I also post on more dev topics on Medium every once in a while.
[https://medium.com/@kkoppenhaver](https://medium.com/@kkoppenhaver)

Trying to do more of both in the coming months.

------
S4M
[http://eskatrem.github.io/Newton-Raphson](http://eskatrem.github.io/Newton-
Raphson)

I wrote a post to show the Newton-Raphson algorithm implemented in Python and
Clojure, the underlying goal being to show an advantage of lisp-like
languages.

------
mike-cardwell
[https://grepular.com/blog/](https://grepular.com/blog/) \- Tech stuff.

I used to write quite a lot, but it tailed off. I'm actually in the middle of
rewriting the engine behind the website so that might prompt me to start
writing again when it eventually goes live.

------
CiPHPerCoder
[https://paragonie.com/blog](https://paragonie.com/blog)

Mostly pertinent to software security and web development. Occasionally covers
cryptography topics as well.

I generally submit anything technical to HN, and while most of the time it
gets ignored, chances are y'all have seen one or two of them already. :)

------
jventura
I have my blog at [http://joaoventura.net/blog](http://joaoventura.net/blog).
It's made with Flask and rendered to static html files using flask frozen. I
write mainly about programming, web development and one or two more personal
things..

Data rows:
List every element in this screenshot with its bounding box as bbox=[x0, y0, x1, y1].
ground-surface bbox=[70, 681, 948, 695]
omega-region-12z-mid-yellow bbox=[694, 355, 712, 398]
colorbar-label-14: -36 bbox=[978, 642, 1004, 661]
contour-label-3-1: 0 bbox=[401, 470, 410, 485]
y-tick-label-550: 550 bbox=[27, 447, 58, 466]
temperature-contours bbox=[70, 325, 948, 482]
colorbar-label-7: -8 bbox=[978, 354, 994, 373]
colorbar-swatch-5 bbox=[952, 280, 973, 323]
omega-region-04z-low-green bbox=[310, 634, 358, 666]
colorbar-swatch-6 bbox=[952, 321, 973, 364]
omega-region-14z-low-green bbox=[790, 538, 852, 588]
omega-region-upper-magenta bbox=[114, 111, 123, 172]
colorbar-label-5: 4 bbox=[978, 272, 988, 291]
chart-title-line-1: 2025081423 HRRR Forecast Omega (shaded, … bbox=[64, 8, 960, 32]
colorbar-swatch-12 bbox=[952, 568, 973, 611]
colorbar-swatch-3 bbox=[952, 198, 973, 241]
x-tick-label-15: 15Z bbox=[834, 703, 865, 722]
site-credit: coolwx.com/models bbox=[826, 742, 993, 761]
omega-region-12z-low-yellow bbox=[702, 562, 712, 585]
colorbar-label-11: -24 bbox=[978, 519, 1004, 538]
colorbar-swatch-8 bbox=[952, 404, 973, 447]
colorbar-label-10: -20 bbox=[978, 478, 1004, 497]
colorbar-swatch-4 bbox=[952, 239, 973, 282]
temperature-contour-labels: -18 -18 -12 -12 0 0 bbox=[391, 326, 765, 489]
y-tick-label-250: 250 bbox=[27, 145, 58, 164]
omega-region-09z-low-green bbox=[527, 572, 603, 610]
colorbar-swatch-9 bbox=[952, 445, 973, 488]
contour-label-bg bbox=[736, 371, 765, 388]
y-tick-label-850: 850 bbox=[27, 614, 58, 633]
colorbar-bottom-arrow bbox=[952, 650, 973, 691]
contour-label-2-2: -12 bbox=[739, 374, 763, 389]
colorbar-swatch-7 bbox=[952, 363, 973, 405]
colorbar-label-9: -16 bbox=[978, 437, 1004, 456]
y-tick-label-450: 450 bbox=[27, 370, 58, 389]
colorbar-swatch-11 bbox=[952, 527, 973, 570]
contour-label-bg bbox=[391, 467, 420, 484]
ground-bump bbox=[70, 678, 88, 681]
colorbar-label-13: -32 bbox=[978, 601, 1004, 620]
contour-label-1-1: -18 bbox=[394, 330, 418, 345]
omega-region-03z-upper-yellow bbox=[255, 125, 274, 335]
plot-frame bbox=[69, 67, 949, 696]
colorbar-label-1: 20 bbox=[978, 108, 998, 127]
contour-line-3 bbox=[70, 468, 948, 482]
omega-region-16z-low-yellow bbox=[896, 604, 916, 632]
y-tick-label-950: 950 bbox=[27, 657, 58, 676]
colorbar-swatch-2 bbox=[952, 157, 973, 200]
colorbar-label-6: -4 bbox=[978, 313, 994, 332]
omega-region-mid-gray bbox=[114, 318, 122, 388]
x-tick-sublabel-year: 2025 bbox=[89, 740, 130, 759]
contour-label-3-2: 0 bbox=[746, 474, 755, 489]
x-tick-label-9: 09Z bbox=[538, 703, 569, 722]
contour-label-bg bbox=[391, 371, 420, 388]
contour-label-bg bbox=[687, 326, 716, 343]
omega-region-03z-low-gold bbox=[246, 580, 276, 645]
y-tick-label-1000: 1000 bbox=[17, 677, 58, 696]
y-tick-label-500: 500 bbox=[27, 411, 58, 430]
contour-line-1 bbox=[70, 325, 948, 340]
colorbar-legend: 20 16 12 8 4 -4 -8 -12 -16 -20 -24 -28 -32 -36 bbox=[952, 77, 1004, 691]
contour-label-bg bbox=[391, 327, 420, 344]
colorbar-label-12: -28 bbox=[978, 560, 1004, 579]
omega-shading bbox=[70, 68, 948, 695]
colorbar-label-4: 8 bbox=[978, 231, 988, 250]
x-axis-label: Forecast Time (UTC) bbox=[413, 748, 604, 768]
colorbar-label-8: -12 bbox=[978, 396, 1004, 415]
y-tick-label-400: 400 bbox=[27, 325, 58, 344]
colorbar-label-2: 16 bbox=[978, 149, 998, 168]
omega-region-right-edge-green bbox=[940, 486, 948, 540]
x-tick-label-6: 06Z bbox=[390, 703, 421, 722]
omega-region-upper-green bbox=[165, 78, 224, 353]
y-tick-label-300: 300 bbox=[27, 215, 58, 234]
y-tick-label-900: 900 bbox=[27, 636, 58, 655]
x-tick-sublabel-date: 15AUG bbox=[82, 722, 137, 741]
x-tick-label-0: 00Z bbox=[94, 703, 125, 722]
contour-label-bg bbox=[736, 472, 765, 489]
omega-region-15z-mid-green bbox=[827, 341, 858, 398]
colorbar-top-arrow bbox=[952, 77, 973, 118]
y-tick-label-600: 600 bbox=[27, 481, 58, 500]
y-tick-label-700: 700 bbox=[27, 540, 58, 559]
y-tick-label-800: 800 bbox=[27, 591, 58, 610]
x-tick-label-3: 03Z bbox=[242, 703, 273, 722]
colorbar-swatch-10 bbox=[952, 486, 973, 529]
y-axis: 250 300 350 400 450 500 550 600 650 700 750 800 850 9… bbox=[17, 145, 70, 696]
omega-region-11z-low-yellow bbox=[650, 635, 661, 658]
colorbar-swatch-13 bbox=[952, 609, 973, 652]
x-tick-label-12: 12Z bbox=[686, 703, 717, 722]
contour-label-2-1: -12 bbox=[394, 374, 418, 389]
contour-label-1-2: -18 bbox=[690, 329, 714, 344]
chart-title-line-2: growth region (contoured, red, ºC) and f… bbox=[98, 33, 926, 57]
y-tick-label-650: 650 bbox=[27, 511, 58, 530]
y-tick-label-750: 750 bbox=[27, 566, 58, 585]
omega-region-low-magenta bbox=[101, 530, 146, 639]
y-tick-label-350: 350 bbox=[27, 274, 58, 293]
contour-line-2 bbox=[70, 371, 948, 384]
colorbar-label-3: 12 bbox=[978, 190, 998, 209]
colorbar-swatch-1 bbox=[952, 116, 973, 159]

Work to complete: Condense the paragraph in the forum thread that begins "I used to write quite a lot" into one shorter sentence that keeps its main facts.

Written answer: My once-frequent writing has tailed off, but the website engine I'm rewriting may get me writing again when it goes live.